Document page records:
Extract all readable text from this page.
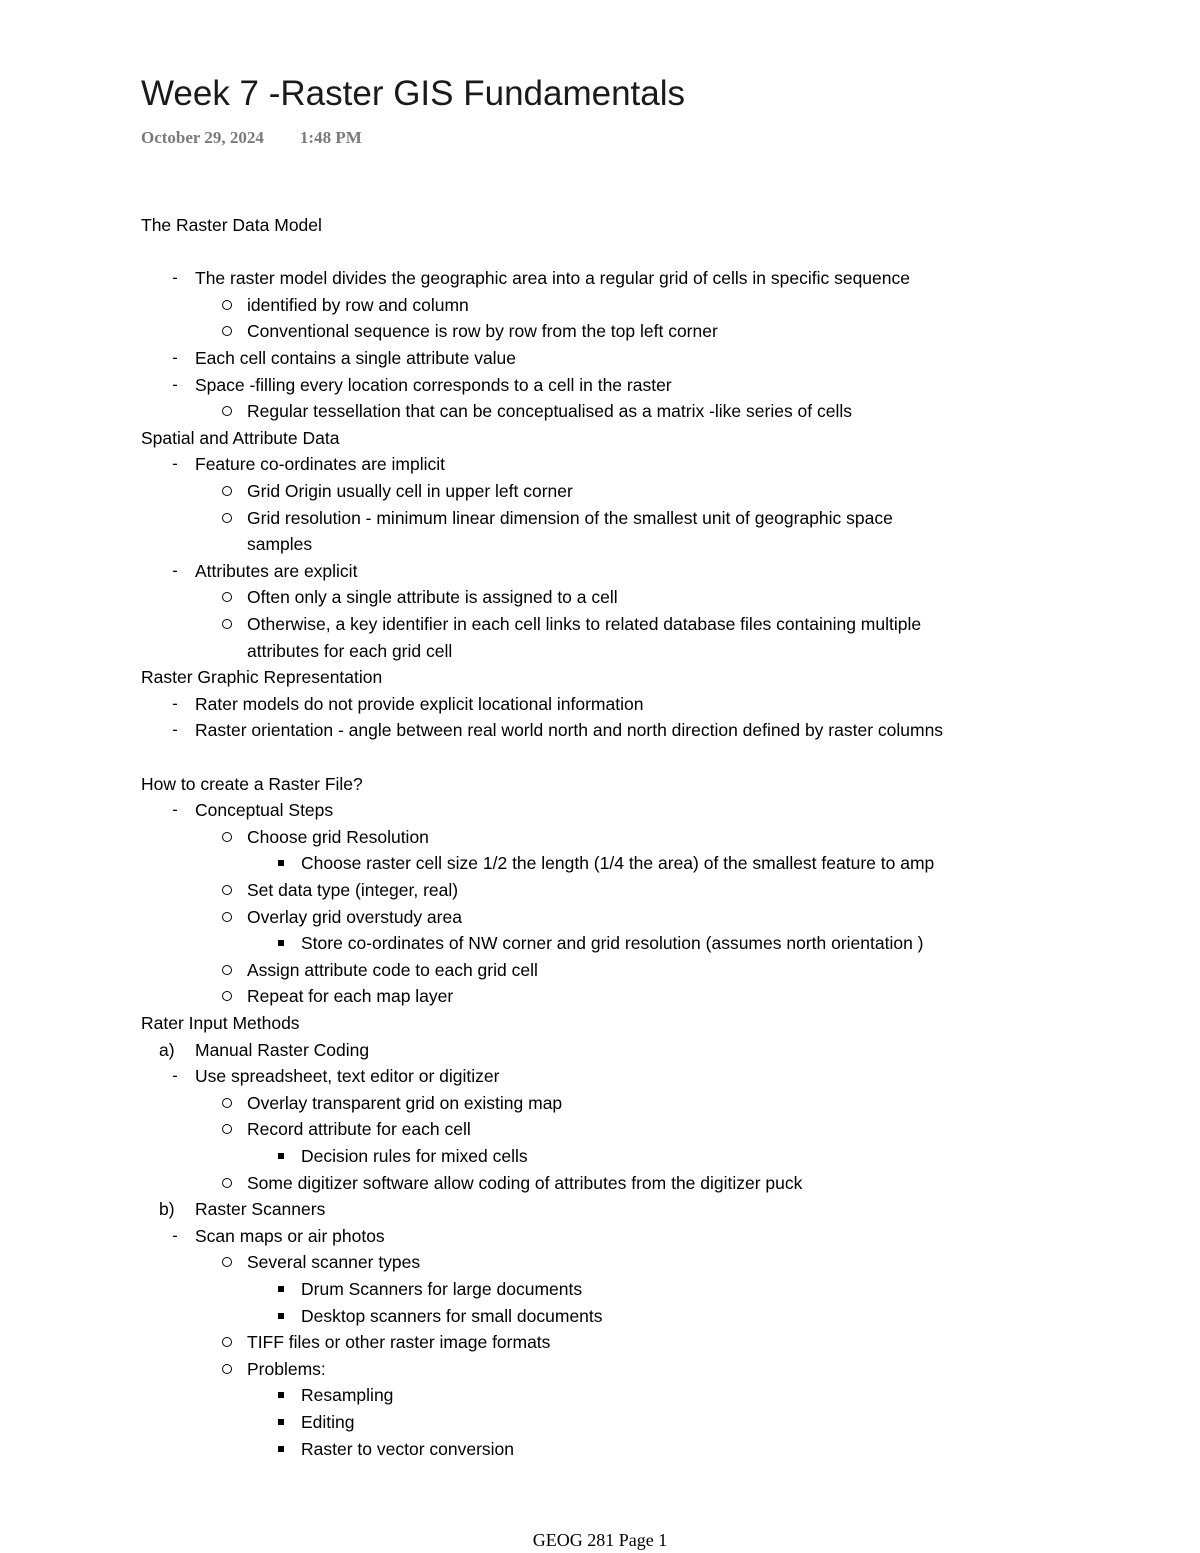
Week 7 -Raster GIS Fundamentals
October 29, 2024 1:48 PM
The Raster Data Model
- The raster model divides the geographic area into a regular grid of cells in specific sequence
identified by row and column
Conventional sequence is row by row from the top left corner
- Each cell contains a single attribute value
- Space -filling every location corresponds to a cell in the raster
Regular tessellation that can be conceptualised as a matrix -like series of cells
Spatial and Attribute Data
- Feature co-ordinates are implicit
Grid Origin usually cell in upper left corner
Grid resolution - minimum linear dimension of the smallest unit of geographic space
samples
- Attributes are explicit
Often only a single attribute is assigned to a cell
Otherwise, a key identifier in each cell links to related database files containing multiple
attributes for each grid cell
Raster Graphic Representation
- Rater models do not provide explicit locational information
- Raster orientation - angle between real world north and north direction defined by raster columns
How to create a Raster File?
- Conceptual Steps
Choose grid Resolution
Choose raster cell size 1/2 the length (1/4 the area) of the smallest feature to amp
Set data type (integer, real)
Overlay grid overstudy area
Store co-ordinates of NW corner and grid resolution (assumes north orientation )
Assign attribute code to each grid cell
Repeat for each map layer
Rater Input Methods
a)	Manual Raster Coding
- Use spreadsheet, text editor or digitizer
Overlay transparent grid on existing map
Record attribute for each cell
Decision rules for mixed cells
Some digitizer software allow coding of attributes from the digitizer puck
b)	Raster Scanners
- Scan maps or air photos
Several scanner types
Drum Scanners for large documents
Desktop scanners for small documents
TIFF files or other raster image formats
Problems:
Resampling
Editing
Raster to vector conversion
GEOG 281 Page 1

= What you will do =
Output each line exactly as shown above; no pictures go in the copy.

= Response below =
Extract all readable text from this page.
Week 7 -Raster GIS Fundamentals
October 29, 2024 1:48 PM
The Raster Data Model
- The raster model divides the geographic area into a regular grid of cells in specific sequence
identified by row and column
Conventional sequence is row by row from the top left corner
- Each cell contains a single attribute value
- Space -filling every location corresponds to a cell in the raster
Regular tessellation that can be conceptualised as a matrix -like series of cells
Spatial and Attribute Data
- Feature co-ordinates are implicit
Grid Origin usually cell in upper left corner
Grid resolution - minimum linear dimension of the smallest unit of geographic space
samples
- Attributes are explicit
Often only a single attribute is assigned to a cell
Otherwise, a key identifier in each cell links to related database files containing multiple
attributes for each grid cell
Raster Graphic Representation
- Rater models do not provide explicit locational information
- Raster orientation - angle between real world north and north direction defined by raster columns
How to create a Raster File?
- Conceptual Steps
Choose grid Resolution
Choose raster cell size 1/2 the length (1/4 the area) of the smallest feature to amp
Set data type (integer, real)
Overlay grid overstudy area
Store co-ordinates of NW corner and grid resolution (assumes north orientation )
Assign attribute code to each grid cell
Repeat for each map layer
Rater Input Methods
a)	Manual Raster Coding
- Use spreadsheet, text editor or digitizer
Overlay transparent grid on existing map
Record attribute for each cell
Decision rules for mixed cells
Some digitizer software allow coding of attributes from the digitizer puck
b)	Raster Scanners
- Scan maps or air photos
Several scanner types
Drum Scanners for large documents
Desktop scanners for small documents
TIFF files or other raster image formats
Problems:
Resampling
Editing
Raster to vector conversion
GEOG 281 Page 1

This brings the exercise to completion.